— TASK OBJECTIVE —
Select from the data all lines with the word "interaction".

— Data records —

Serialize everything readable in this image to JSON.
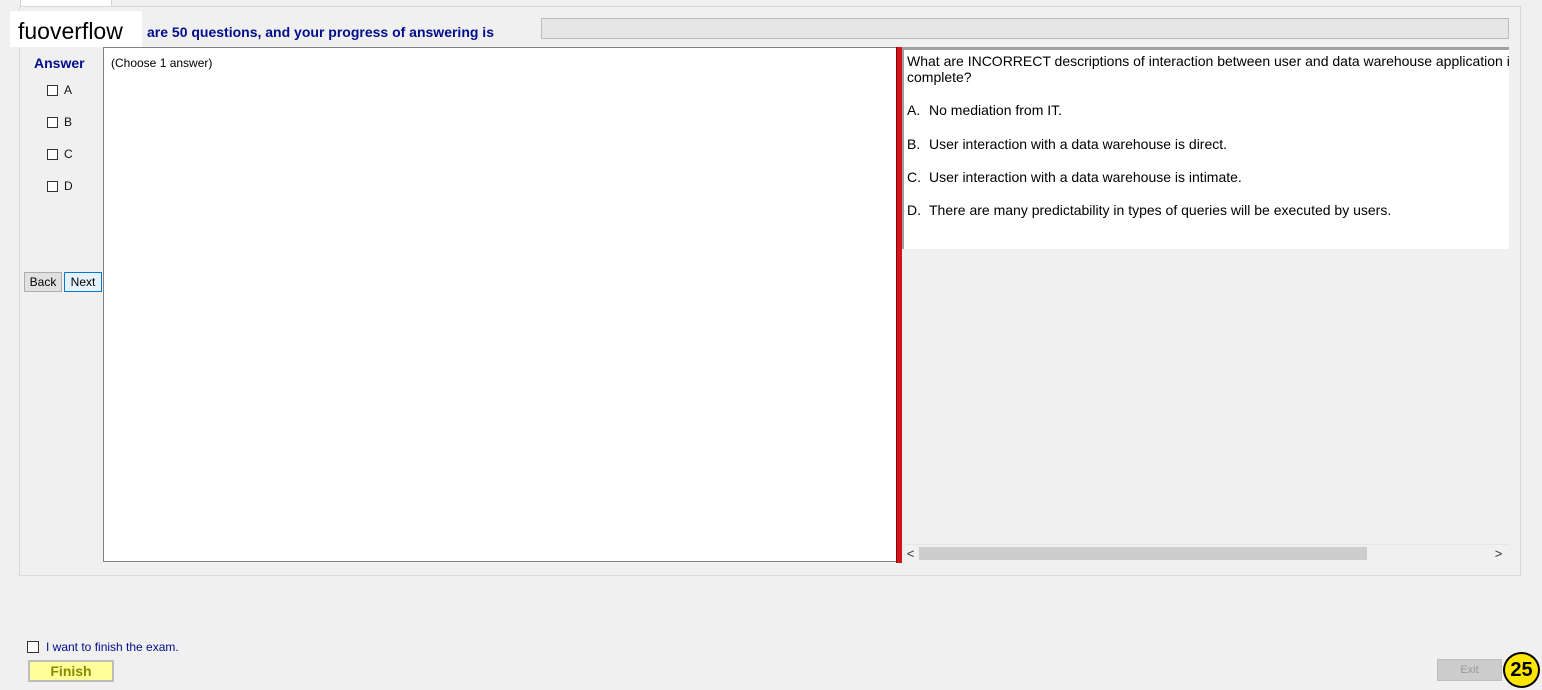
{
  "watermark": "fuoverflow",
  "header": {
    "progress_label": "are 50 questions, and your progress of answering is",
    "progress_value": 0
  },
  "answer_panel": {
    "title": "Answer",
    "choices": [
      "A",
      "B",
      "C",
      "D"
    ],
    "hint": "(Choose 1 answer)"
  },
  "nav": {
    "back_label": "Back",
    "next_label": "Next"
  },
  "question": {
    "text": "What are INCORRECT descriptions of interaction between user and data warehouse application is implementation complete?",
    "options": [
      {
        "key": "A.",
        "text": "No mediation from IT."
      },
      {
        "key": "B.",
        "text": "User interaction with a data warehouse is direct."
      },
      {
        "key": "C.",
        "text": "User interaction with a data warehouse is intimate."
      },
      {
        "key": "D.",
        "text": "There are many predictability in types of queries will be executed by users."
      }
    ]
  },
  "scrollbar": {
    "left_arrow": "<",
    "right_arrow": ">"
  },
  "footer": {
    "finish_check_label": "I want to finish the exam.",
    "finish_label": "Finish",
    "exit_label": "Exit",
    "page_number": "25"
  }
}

— COMPLETED TASK —
    "text": "What are INCORRECT descriptions of interaction between user and data warehouse application is implementation complete?",
        "text": "User interaction with a data warehouse is direct."
        "text": "User interaction with a data warehouse is intimate."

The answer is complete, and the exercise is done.